Input:
--- begin ---
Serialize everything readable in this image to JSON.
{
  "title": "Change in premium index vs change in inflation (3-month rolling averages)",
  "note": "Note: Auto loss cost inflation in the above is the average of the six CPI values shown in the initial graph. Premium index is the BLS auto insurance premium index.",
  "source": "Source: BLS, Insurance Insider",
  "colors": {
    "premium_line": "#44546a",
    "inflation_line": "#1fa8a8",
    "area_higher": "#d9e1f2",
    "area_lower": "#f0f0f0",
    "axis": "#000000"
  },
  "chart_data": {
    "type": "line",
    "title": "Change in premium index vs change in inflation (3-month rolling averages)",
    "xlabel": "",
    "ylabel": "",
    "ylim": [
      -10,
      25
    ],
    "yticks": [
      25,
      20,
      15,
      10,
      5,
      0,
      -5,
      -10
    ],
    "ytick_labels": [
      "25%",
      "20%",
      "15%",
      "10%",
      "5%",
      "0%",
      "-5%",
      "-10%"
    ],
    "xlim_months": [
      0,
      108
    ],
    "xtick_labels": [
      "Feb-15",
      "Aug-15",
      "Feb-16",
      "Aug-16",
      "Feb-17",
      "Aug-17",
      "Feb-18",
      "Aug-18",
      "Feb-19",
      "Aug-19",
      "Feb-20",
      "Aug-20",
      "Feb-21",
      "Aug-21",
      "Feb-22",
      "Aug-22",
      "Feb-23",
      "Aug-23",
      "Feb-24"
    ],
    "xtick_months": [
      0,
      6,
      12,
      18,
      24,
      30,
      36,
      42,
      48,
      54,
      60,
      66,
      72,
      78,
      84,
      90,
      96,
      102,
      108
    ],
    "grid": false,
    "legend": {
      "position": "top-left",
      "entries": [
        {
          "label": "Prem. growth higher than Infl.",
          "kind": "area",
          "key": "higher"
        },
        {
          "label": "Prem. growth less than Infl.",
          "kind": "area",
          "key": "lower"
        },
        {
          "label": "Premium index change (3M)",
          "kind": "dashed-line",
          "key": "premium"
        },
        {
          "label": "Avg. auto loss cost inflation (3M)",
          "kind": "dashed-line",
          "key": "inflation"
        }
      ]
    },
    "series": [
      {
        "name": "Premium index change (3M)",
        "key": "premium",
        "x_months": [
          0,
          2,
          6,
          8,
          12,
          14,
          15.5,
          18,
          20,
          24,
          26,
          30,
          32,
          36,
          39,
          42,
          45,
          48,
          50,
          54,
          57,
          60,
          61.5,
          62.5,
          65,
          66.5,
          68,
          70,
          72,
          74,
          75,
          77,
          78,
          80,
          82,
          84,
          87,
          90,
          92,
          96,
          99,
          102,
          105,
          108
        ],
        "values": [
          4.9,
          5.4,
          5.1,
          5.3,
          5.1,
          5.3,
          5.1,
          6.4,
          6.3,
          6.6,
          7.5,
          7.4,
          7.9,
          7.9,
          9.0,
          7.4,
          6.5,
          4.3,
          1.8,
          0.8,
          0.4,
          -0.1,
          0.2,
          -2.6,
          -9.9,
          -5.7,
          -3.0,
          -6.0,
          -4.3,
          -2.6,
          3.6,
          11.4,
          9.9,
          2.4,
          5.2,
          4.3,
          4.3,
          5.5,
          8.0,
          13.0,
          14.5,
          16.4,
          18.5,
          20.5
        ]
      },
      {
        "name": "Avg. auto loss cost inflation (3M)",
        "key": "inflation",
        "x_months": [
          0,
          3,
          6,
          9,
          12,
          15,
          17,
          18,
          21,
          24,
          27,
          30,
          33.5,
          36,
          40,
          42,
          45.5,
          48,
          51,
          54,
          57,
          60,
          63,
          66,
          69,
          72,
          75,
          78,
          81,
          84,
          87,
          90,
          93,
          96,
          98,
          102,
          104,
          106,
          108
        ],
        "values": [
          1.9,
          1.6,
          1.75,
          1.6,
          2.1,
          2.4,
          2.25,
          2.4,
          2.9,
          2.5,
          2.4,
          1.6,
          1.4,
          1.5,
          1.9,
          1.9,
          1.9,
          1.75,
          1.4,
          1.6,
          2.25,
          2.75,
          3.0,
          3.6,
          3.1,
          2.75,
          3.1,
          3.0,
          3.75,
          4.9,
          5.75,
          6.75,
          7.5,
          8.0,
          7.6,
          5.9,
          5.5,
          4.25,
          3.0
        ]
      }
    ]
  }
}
--- end ---
Exercise: Show every line from the entries above in which "growth" appears.

Result for this task:
          "label": "Prem. growth higher than Infl.",
          "label": "Prem. growth less than Infl.",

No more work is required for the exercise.